**EXERCISE DESCRIPTION**
Check every line of the entries below for the word "координат", and copy the ones that have it.

**Dataset entries**
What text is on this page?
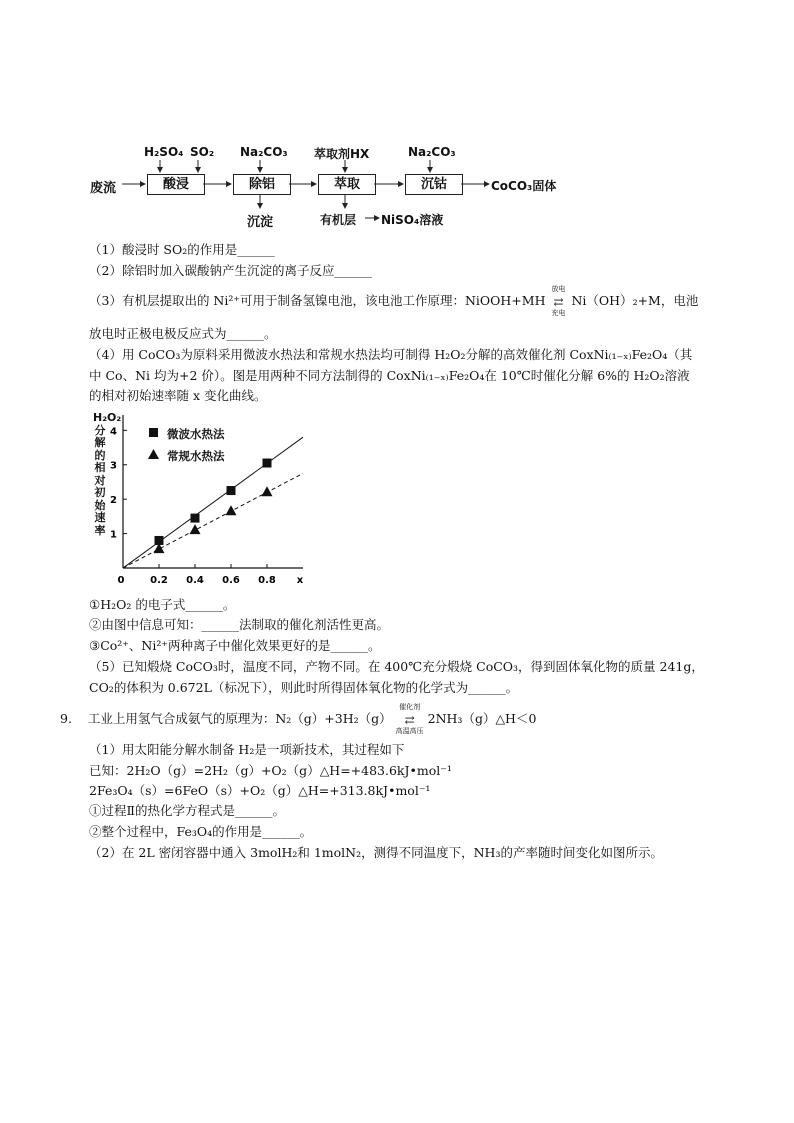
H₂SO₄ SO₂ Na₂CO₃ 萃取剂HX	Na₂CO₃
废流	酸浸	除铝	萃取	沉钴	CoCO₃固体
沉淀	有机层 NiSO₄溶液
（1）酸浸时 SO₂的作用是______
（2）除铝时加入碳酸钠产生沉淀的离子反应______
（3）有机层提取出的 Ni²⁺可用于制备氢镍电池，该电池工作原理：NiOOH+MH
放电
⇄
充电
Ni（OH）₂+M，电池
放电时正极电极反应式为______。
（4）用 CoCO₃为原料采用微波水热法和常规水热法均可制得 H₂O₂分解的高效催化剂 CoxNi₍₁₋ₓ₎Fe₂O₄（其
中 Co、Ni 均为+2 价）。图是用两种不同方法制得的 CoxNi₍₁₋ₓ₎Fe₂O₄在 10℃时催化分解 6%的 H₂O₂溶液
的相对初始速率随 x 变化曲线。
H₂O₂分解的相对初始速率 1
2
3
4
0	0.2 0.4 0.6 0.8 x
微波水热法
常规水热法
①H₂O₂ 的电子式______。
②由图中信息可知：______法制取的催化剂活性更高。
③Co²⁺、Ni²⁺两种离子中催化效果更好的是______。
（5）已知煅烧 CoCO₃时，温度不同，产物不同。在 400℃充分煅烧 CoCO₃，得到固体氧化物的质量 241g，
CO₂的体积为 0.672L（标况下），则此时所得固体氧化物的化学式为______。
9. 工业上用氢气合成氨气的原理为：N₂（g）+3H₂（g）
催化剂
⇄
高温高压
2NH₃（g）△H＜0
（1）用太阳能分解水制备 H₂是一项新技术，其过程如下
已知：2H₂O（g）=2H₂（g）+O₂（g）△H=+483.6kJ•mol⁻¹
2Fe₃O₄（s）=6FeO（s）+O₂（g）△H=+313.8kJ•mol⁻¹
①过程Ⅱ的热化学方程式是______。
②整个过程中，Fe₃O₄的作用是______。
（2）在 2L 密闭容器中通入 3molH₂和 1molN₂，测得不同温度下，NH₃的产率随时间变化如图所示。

---

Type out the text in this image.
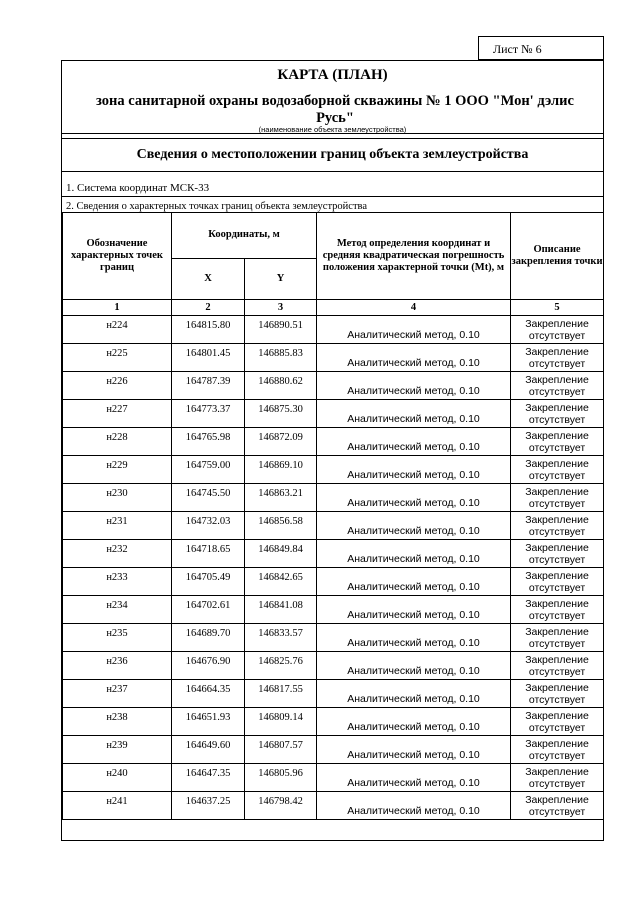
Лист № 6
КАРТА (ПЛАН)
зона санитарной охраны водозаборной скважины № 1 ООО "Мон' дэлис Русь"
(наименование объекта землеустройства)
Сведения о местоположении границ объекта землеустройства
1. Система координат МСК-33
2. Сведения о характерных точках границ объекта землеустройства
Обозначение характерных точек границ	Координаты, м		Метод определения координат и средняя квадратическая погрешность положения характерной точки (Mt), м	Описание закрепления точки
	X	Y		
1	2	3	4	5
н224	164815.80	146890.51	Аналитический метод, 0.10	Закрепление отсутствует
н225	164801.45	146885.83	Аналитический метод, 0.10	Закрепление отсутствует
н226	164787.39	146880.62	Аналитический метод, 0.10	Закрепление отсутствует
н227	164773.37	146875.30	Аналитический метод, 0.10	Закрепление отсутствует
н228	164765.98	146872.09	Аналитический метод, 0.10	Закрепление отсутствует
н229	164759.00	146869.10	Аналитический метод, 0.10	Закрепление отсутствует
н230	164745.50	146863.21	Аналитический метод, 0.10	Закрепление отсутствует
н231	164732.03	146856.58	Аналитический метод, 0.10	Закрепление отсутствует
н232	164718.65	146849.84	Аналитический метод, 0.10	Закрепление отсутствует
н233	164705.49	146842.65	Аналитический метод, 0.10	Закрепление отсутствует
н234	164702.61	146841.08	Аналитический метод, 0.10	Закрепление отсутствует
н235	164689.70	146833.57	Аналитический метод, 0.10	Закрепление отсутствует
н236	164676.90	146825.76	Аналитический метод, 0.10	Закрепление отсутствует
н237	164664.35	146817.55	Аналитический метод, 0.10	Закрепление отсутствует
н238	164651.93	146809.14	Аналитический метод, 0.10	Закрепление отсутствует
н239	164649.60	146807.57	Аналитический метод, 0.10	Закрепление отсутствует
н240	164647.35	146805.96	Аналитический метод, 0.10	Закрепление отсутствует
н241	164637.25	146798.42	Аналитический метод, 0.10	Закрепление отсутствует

**THE RESPONSE**
1. Система координат МСК-33
Обозначение характерных точек границ	Координаты, м		Метод определения координат и средняя квадратическая погрешность положения характерной точки (Mt), м	Описание закрепления точки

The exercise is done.